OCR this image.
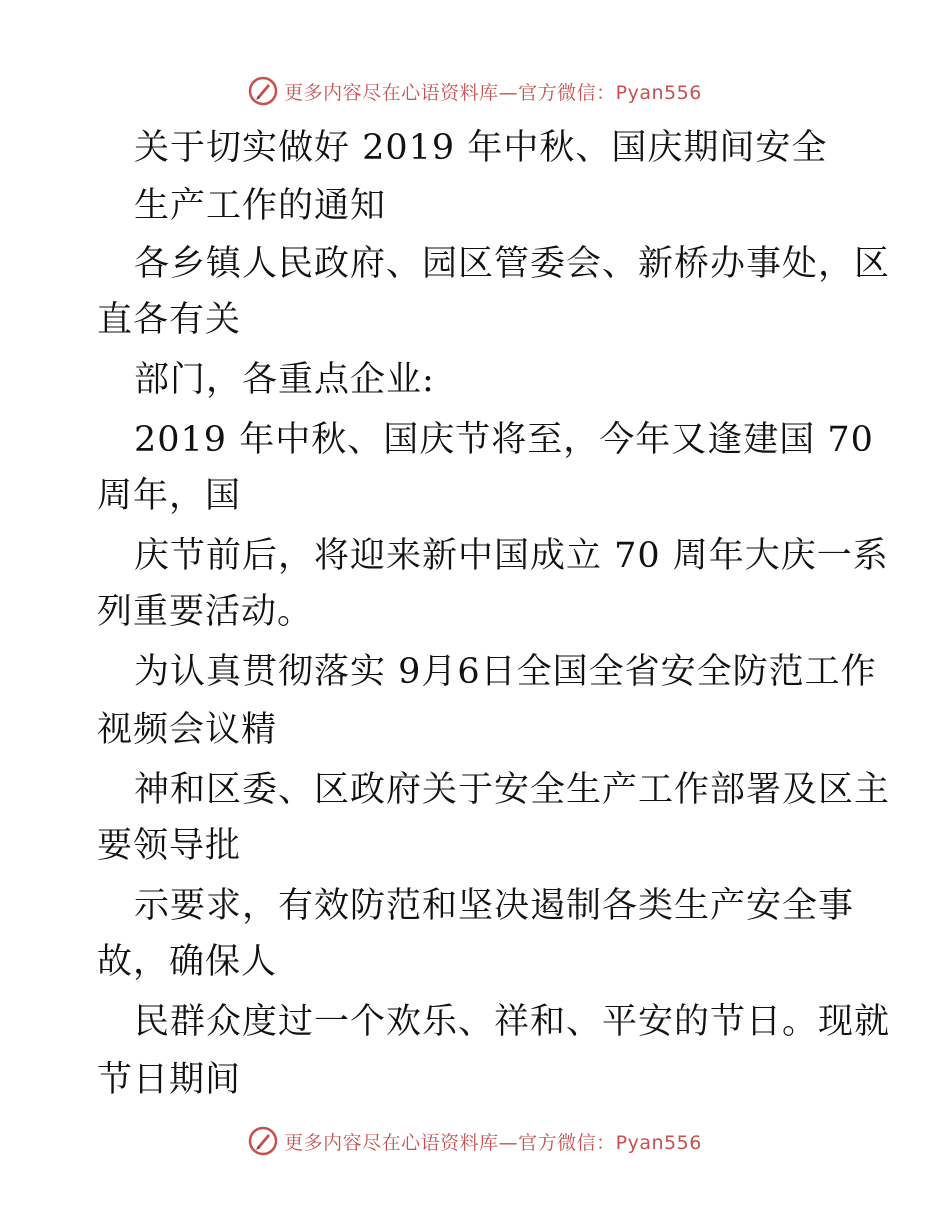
更多内容尽在心语资料库—官方微信：Pyan556
关于切实做好 2019 年中秋、国庆期间安全
生产工作的通知
各乡镇人民政府、园区管委会、新桥办事处，区
直各有关
部门，各重点企业:
2019 年中秋、国庆节将至，今年又逢建国 70
周年，国
庆节前后，将迎来新中国成立 70 周年大庆一系
列重要活动。
为认真贯彻落实 9月6日全国全省安全防范工作
视频会议精
神和区委、区政府关于安全生产工作部署及区主
要领导批
示要求，有效防范和坚决遏制各类生产安全事
故，确保人
民群众度过一个欢乐、祥和、平安的节日。现就
节日期间
更多内容尽在心语资料库—官方微信：Pyan556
------------------------------------------------------------------------
_Task prompt_
Make an exact copy of the listing above. Do not include the pictures.

_Answer in full_
OCR this image.
更多内容尽在心语资料库—官方微信：Pyan556
关于切实做好 2019 年中秋、国庆期间安全
生产工作的通知
各乡镇人民政府、园区管委会、新桥办事处，区
直各有关
部门，各重点企业:
2019 年中秋、国庆节将至，今年又逢建国 70
周年，国
庆节前后，将迎来新中国成立 70 周年大庆一系
列重要活动。
为认真贯彻落实 9月6日全国全省安全防范工作
视频会议精
神和区委、区政府关于安全生产工作部署及区主
要领导批
示要求，有效防范和坚决遏制各类生产安全事
故，确保人
民群众度过一个欢乐、祥和、平安的节日。现就
节日期间
更多内容尽在心语资料库—官方微信：Pyan556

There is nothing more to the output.